*** RECORDS SHOWN
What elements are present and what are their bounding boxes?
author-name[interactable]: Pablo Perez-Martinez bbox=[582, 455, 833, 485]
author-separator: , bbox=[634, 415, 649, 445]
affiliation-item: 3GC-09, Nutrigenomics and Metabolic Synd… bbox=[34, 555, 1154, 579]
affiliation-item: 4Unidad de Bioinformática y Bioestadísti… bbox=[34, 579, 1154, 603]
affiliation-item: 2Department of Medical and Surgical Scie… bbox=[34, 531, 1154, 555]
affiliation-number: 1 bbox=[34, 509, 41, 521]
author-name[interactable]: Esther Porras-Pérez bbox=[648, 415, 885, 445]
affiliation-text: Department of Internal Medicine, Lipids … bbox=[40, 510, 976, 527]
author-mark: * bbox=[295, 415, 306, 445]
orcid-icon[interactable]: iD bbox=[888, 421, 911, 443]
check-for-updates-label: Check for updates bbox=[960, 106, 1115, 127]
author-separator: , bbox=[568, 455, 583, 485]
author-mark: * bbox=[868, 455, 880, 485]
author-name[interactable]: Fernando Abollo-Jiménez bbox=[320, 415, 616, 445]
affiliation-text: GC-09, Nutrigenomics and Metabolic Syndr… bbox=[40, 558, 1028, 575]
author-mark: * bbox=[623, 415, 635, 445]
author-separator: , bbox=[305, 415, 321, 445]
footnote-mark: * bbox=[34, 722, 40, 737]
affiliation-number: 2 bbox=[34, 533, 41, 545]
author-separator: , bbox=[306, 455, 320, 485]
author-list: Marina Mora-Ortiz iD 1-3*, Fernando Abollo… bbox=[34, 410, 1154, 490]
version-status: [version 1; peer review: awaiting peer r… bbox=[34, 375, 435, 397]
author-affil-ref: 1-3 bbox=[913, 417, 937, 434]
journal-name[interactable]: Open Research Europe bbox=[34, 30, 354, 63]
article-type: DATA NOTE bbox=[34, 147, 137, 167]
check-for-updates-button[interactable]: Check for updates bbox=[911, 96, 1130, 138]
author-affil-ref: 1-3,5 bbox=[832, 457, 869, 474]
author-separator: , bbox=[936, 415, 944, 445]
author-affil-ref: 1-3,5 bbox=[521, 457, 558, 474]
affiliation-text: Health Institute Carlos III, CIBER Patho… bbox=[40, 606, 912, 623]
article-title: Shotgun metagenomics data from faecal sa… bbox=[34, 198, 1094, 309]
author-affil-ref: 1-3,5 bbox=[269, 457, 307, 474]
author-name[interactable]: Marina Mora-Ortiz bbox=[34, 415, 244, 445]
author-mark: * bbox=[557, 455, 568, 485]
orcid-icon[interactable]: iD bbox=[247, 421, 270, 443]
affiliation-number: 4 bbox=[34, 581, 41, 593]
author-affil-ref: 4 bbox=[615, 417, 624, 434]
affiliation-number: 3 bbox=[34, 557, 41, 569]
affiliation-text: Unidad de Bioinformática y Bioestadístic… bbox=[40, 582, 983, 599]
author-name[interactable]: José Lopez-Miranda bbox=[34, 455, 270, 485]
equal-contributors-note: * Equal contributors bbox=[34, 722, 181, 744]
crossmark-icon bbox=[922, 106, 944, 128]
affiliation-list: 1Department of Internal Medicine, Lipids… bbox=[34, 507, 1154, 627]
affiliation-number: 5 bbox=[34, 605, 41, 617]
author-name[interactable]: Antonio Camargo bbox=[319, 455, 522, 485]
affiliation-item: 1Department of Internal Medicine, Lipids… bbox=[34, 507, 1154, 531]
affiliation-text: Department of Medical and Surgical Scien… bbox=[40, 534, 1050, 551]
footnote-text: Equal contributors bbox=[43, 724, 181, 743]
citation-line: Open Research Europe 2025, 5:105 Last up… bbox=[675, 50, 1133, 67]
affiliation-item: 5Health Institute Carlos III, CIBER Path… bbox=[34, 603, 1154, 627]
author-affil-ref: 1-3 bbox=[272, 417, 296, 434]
******
• TASK STATEMENT: The reply should contain all of the entries exactly as shown above.

• FINAL ANSWER:
What elements are present and what are their bounding boxes?
author-name[interactable]: Pablo Perez-Martinez bbox=[582, 455, 833, 485]
author-separator: , bbox=[634, 415, 649, 445]
affiliation-item: 3GC-09, Nutrigenomics and Metabolic Synd… bbox=[34, 555, 1154, 579]
affiliation-item: 4Unidad de Bioinformática y Bioestadísti… bbox=[34, 579, 1154, 603]
affiliation-item: 2Department of Medical and Surgical Scie… bbox=[34, 531, 1154, 555]
affiliation-number: 1 bbox=[34, 509, 41, 521]
author-name[interactable]: Esther Porras-Pérez bbox=[648, 415, 885, 445]
affiliation-text: Department of Internal Medicine, Lipids … bbox=[40, 510, 976, 527]
author-mark: * bbox=[295, 415, 306, 445]
orcid-icon[interactable]: iD bbox=[888, 421, 911, 443]
check-for-updates-label: Check for updates bbox=[960, 106, 1115, 127]
author-separator: , bbox=[568, 455, 583, 485]
author-mark: * bbox=[868, 455, 880, 485]
author-name[interactable]: Fernando Abollo-Jiménez bbox=[320, 415, 616, 445]
affiliation-text: GC-09, Nutrigenomics and Metabolic Syndr… bbox=[40, 558, 1028, 575]
author-mark: * bbox=[623, 415, 635, 445]
author-separator: , bbox=[305, 415, 321, 445]
footnote-mark: * bbox=[34, 722, 40, 737]
affiliation-number: 2 bbox=[34, 533, 41, 545]
author-separator: , bbox=[306, 455, 320, 485]
author-list: Marina Mora-Ortiz iD 1-3*, Fernando Abollo… bbox=[34, 410, 1154, 490]
version-status: [version 1; peer review: awaiting peer r… bbox=[34, 375, 435, 397]
author-affil-ref: 1-3 bbox=[913, 417, 937, 434]
journal-name[interactable]: Open Research Europe bbox=[34, 30, 354, 63]
article-type: DATA NOTE bbox=[34, 147, 137, 167]
check-for-updates-button[interactable]: Check for updates bbox=[911, 96, 1130, 138]
author-affil-ref: 1-3,5 bbox=[832, 457, 869, 474]
author-separator: , bbox=[936, 415, 944, 445]
author-affil-ref: 1-3,5 bbox=[521, 457, 558, 474]
affiliation-text: Health Institute Carlos III, CIBER Patho… bbox=[40, 606, 912, 623]
article-title: Shotgun metagenomics data from faecal sa… bbox=[34, 198, 1094, 309]
author-affil-ref: 1-3,5 bbox=[269, 457, 307, 474]
author-name[interactable]: Marina Mora-Ortiz bbox=[34, 415, 244, 445]
author-mark: * bbox=[557, 455, 568, 485]
orcid-icon[interactable]: iD bbox=[247, 421, 270, 443]
affiliation-number: 4 bbox=[34, 581, 41, 593]
author-affil-ref: 4 bbox=[615, 417, 624, 434]
affiliation-number: 3 bbox=[34, 557, 41, 569]
affiliation-text: Unidad de Bioinformática y Bioestadístic… bbox=[40, 582, 983, 599]
author-name[interactable]: José Lopez-Miranda bbox=[34, 455, 270, 485]
equal-contributors-note: * Equal contributors bbox=[34, 722, 181, 744]
crossmark-icon bbox=[922, 106, 944, 128]
affiliation-list: 1Department of Internal Medicine, Lipids… bbox=[34, 507, 1154, 627]
affiliation-number: 5 bbox=[34, 605, 41, 617]
author-name[interactable]: Antonio Camargo bbox=[319, 455, 522, 485]
affiliation-item: 1Department of Internal Medicine, Lipids… bbox=[34, 507, 1154, 531]
affiliation-text: Department of Medical and Surgical Scien… bbox=[40, 534, 1050, 551]
footnote-text: Equal contributors bbox=[43, 724, 181, 743]
citation-line: Open Research Europe 2025, 5:105 Last up… bbox=[675, 50, 1133, 67]
affiliation-item: 5Health Institute Carlos III, CIBER Path… bbox=[34, 603, 1154, 627]
author-affil-ref: 1-3 bbox=[272, 417, 296, 434]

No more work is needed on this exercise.